Objective.
Write the records out again, precisely as they stand.

--*--

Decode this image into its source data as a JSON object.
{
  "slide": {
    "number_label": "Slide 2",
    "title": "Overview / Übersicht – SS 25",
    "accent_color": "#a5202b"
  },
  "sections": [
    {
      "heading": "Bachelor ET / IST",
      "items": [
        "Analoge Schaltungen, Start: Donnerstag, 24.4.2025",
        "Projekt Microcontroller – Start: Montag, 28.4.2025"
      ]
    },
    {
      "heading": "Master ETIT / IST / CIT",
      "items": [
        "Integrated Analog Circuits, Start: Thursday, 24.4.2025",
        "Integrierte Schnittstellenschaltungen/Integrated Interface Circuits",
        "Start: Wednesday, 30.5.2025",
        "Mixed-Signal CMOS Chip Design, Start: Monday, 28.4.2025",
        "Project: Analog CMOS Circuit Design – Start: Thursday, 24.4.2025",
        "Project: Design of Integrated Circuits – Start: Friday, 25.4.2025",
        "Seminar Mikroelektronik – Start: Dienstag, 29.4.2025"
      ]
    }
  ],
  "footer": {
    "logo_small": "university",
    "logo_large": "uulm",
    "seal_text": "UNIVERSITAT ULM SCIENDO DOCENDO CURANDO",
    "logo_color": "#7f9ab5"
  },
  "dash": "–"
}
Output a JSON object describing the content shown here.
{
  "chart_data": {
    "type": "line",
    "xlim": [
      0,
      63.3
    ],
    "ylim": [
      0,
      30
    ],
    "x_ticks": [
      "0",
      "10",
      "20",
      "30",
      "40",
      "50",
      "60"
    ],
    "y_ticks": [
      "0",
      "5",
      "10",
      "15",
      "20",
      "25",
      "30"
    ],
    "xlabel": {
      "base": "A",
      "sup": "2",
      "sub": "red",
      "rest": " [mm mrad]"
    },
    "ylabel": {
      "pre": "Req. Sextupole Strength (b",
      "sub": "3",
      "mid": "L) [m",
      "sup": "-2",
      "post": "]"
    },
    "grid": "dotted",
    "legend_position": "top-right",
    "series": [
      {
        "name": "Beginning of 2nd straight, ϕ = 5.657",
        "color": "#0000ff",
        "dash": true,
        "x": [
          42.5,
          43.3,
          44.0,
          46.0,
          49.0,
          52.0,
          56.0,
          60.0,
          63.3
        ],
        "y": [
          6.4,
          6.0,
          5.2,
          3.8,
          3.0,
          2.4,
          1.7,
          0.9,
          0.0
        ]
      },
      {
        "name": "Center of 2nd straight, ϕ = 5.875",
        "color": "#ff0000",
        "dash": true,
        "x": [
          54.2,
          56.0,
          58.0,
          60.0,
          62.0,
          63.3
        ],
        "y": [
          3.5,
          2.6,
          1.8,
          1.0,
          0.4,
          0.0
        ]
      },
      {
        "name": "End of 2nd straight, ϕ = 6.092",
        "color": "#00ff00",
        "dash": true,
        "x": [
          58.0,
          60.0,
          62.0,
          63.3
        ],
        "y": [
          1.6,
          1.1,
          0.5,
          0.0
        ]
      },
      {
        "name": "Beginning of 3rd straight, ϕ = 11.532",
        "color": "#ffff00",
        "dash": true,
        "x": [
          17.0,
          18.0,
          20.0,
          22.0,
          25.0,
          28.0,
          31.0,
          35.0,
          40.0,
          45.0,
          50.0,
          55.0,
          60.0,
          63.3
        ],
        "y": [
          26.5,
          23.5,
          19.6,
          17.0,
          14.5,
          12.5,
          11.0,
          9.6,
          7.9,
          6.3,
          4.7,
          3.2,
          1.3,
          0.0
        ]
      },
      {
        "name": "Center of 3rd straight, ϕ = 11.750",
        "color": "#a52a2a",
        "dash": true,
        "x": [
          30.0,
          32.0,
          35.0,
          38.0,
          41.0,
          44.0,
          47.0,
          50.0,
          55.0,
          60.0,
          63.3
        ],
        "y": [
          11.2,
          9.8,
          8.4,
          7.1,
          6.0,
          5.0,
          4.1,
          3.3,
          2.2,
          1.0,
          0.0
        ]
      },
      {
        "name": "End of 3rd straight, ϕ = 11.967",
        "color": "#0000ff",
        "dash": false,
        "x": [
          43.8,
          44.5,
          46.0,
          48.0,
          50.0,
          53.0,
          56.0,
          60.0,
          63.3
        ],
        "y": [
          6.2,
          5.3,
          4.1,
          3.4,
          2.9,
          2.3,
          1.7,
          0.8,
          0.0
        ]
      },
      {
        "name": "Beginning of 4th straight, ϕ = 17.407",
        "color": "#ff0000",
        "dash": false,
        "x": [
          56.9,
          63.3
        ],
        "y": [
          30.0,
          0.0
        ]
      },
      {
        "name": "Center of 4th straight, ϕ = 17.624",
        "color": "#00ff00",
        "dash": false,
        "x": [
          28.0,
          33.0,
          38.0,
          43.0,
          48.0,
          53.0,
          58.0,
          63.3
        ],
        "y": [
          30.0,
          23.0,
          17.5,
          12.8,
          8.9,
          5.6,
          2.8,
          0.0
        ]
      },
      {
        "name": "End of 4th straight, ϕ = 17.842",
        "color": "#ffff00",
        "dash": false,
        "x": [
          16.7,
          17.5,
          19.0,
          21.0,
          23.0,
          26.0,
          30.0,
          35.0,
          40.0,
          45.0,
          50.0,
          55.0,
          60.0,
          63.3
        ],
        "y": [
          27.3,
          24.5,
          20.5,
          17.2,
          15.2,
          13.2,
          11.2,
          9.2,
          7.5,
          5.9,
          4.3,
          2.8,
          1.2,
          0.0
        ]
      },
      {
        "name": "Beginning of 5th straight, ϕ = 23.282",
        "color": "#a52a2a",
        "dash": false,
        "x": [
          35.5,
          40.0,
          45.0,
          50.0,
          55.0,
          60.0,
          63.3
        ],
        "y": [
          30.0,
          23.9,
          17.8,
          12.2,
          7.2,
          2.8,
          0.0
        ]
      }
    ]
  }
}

--*--

Complete output.
Decode this image into its source data as a JSON object.
{
  "slide": {
    "number_label": "Slide 2",
    "title": "Overview / Übersicht – SS 25",
    "accent_color": "#a5202b"
  },
  "sections": [
    {
      "heading": "Bachelor ET / IST",
      "items": [
        "Analoge Schaltungen, Start: Donnerstag, 24.4.2025",
        "Projekt Microcontroller – Start: Montag, 28.4.2025"
      ]
    },
    {
      "heading": "Master ETIT / IST / CIT",
      "items": [
        "Integrated Analog Circuits, Start: Thursday, 24.4.2025",
        "Integrierte Schnittstellenschaltungen/Integrated Interface Circuits",
        "Start: Wednesday, 30.5.2025",
        "Mixed-Signal CMOS Chip Design, Start: Monday, 28.4.2025",
        "Project: Analog CMOS Circuit Design – Start: Thursday, 24.4.2025",
        "Project: Design of Integrated Circuits – Start: Friday, 25.4.2025",
        "Seminar Mikroelektronik – Start: Dienstag, 29.4.2025"
      ]
    }
  ],
  "footer": {
    "logo_small": "university",
    "logo_large": "uulm",
    "seal_text": "UNIVERSITAT ULM SCIENDO DOCENDO CURANDO",
    "logo_color": "#7f9ab5"
  },
  "dash": "–"
}
Output a JSON object describing the content shown here.
{
  "chart_data": {
    "type": "line",
    "xlim": [
      0,
      63.3
    ],
    "ylim": [
      0,
      30
    ],
    "x_ticks": [
      "0",
      "10",
      "20",
      "30",
      "40",
      "50",
      "60"
    ],
    "y_ticks": [
      "0",
      "5",
      "10",
      "15",
      "20",
      "25",
      "30"
    ],
    "xlabel": {
      "base": "A",
      "sup": "2",
      "sub": "red",
      "rest": " [mm mrad]"
    },
    "ylabel": {
      "pre": "Req. Sextupole Strength (b",
      "sub": "3",
      "mid": "L) [m",
      "sup": "-2",
      "post": "]"
    },
    "grid": "dotted",
    "legend_position": "top-right",
    "series": [
      {
        "name": "Beginning of 2nd straight, ϕ = 5.657",
        "color": "#0000ff",
        "dash": true,
        "x": [
          42.5,
          43.3,
          44.0,
          46.0,
          49.0,
          52.0,
          56.0,
          60.0,
          63.3
        ],
        "y": [
          6.4,
          6.0,
          5.2,
          3.8,
          3.0,
          2.4,
          1.7,
          0.9,
          0.0
        ]
      },
      {
        "name": "Center of 2nd straight, ϕ = 5.875",
        "color": "#ff0000",
        "dash": true,
        "x": [
          54.2,
          56.0,
          58.0,
          60.0,
          62.0,
          63.3
        ],
        "y": [
          3.5,
          2.6,
          1.8,
          1.0,
          0.4,
          0.0
        ]
      },
      {
        "name": "End of 2nd straight, ϕ = 6.092",
        "color": "#00ff00",
        "dash": true,
        "x": [
          58.0,
          60.0,
          62.0,
          63.3
        ],
        "y": [
          1.6,
          1.1,
          0.5,
          0.0
        ]
      },
      {
        "name": "Beginning of 3rd straight, ϕ = 11.532",
        "color": "#ffff00",
        "dash": true,
        "x": [
          17.0,
          18.0,
          20.0,
          22.0,
          25.0,
          28.0,
          31.0,
          35.0,
          40.0,
          45.0,
          50.0,
          55.0,
          60.0,
          63.3
        ],
        "y": [
          26.5,
          23.5,
          19.6,
          17.0,
          14.5,
          12.5,
          11.0,
          9.6,
          7.9,
          6.3,
          4.7,
          3.2,
          1.3,
          0.0
        ]
      },
      {
        "name": "Center of 3rd straight, ϕ = 11.750",
        "color": "#a52a2a",
        "dash": true,
        "x": [
          30.0,
          32.0,
          35.0,
          38.0,
          41.0,
          44.0,
          47.0,
          50.0,
          55.0,
          60.0,
          63.3
        ],
        "y": [
          11.2,
          9.8,
          8.4,
          7.1,
          6.0,
          5.0,
          4.1,
          3.3,
          2.2,
          1.0,
          0.0
        ]
      },
      {
        "name": "End of 3rd straight, ϕ = 11.967",
        "color": "#0000ff",
        "dash": false,
        "x": [
          43.8,
          44.5,
          46.0,
          48.0,
          50.0,
          53.0,
          56.0,
          60.0,
          63.3
        ],
        "y": [
          6.2,
          5.3,
          4.1,
          3.4,
          2.9,
          2.3,
          1.7,
          0.8,
          0.0
        ]
      },
      {
        "name": "Beginning of 4th straight, ϕ = 17.407",
        "color": "#ff0000",
        "dash": false,
        "x": [
          56.9,
          63.3
        ],
        "y": [
          30.0,
          0.0
        ]
      },
      {
        "name": "Center of 4th straight, ϕ = 17.624",
        "color": "#00ff00",
        "dash": false,
        "x": [
          28.0,
          33.0,
          38.0,
          43.0,
          48.0,
          53.0,
          58.0,
          63.3
        ],
        "y": [
          30.0,
          23.0,
          17.5,
          12.8,
          8.9,
          5.6,
          2.8,
          0.0
        ]
      },
      {
        "name": "End of 4th straight, ϕ = 17.842",
        "color": "#ffff00",
        "dash": false,
        "x": [
          16.7,
          17.5,
          19.0,
          21.0,
          23.0,
          26.0,
          30.0,
          35.0,
          40.0,
          45.0,
          50.0,
          55.0,
          60.0,
          63.3
        ],
        "y": [
          27.3,
          24.5,
          20.5,
          17.2,
          15.2,
          13.2,
          11.2,
          9.2,
          7.5,
          5.9,
          4.3,
          2.8,
          1.2,
          0.0
        ]
      },
      {
        "name": "Beginning of 5th straight, ϕ = 23.282",
        "color": "#a52a2a",
        "dash": false,
        "x": [
          35.5,
          40.0,
          45.0,
          50.0,
          55.0,
          60.0,
          63.3
        ],
        "y": [
          30.0,
          23.9,
          17.8,
          12.2,
          7.2,
          2.8,
          0.0
        ]
      }
    ]
  }
}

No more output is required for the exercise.